-------- Passage given --------

Before the Pure Technologies acquisition (which isn’t in the books yet), they had about $2.2 billion in long-term debt… and that debt is costing them something in the neighborhood of 4% or so, perhaps a little more, so I’d guess their debt service is likely to stay well under $100 million a year (most of the debt has at least 4 years to run before the bonds will need to be refinanced), easily handled with EBITDA of well over $700 million.
Even if you allow for depreciation, which is large for Xylem and is a real expense, there’s still almost $500 million in EBIT — earnings before interest and taxes — enough to easily handle their ~20% effective tax rate and $100 million in interest payments and leave quite a bit left over to compound earnings, pay down debt, and make more smaller acquisitions.
And pay dividends, which Xylem has been doing for five or six years. They have raised the dividend for five years in a row… and will likely announce their next dividend increase when they release their fourth quarter earnings on February 1. The dividend increases have been pretty solid, never much less than a 10% increase in the payout and the year-ago increase was 16%, which could be a good sign for management optimism about growth prospects.
It’s not a high dividend, to be clear — the current yield is 1%. But for the long term investor, if you’re looking at a 10 year+ investment time horizon and thinking of this as a “future blue chip,” as Daltorio believes it to be, dividend growth is often substantially more important than current yield. At the current growth rate, it would still take roughly five years for the size of the dividend payment to double (and therefore provide a 2% effective yield in the future for folks who buy today), so it’s not all that juicy — but it could become meaningful over time, and there is, with what analysts forecast to be 14% earnings growth over the next five years, an easy pathway to growing the dividend by at least that much. The payout ratio is right around 40% right now (meaning that about 40% of earnings are paid out as dividends), which is generally considered to be a nice, sustainable rate for slow-growth companies (though Xylem appears to be moving beyond its “slow growth” past).

-------- Dataset rows --------

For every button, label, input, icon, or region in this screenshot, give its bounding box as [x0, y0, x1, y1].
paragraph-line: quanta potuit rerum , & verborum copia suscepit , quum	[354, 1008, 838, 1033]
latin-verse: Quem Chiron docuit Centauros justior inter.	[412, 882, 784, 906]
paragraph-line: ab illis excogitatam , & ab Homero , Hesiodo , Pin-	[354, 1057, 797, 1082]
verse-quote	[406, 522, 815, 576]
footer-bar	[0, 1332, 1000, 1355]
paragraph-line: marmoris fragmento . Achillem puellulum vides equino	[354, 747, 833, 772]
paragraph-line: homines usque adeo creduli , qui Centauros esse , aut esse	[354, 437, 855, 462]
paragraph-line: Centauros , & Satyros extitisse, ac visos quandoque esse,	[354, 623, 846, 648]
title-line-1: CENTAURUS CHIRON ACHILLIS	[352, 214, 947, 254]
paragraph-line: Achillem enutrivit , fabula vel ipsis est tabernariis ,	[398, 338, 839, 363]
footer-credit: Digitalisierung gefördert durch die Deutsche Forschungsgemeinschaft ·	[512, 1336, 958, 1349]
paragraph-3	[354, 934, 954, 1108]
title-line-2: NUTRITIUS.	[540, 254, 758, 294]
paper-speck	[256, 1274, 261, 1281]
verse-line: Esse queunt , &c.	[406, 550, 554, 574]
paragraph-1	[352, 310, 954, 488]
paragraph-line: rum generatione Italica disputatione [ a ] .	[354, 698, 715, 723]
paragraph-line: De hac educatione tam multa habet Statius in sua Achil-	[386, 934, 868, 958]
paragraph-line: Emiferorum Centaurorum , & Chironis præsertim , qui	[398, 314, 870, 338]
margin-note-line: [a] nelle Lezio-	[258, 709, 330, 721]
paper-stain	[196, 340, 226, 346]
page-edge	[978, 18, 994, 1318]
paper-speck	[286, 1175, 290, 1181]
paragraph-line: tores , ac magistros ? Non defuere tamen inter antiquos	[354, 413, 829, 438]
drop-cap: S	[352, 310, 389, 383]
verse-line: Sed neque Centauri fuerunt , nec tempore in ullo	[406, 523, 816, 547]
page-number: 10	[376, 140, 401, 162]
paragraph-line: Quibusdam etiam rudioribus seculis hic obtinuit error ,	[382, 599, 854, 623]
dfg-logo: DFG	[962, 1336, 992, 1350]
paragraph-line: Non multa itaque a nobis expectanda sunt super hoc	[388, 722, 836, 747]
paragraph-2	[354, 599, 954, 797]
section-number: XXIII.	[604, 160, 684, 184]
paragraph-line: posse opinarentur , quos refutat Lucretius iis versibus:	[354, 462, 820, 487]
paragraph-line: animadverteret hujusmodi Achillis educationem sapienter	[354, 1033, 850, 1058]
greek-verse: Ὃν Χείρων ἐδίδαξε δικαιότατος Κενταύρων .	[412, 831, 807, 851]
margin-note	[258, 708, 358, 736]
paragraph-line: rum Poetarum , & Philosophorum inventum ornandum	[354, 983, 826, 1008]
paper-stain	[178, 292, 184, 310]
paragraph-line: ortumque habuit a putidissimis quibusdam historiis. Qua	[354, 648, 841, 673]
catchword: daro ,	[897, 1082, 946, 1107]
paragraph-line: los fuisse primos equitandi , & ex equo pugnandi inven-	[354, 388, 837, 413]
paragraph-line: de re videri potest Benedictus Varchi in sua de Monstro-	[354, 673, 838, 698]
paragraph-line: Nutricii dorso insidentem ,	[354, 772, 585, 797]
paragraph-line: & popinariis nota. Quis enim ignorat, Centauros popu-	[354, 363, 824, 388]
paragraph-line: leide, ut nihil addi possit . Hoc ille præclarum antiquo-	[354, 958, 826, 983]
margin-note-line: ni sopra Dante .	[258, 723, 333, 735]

--------

In the passage on Xylem's finances, what payout ratio is given for the dividend?

• Result for this task: About 40% of earnings.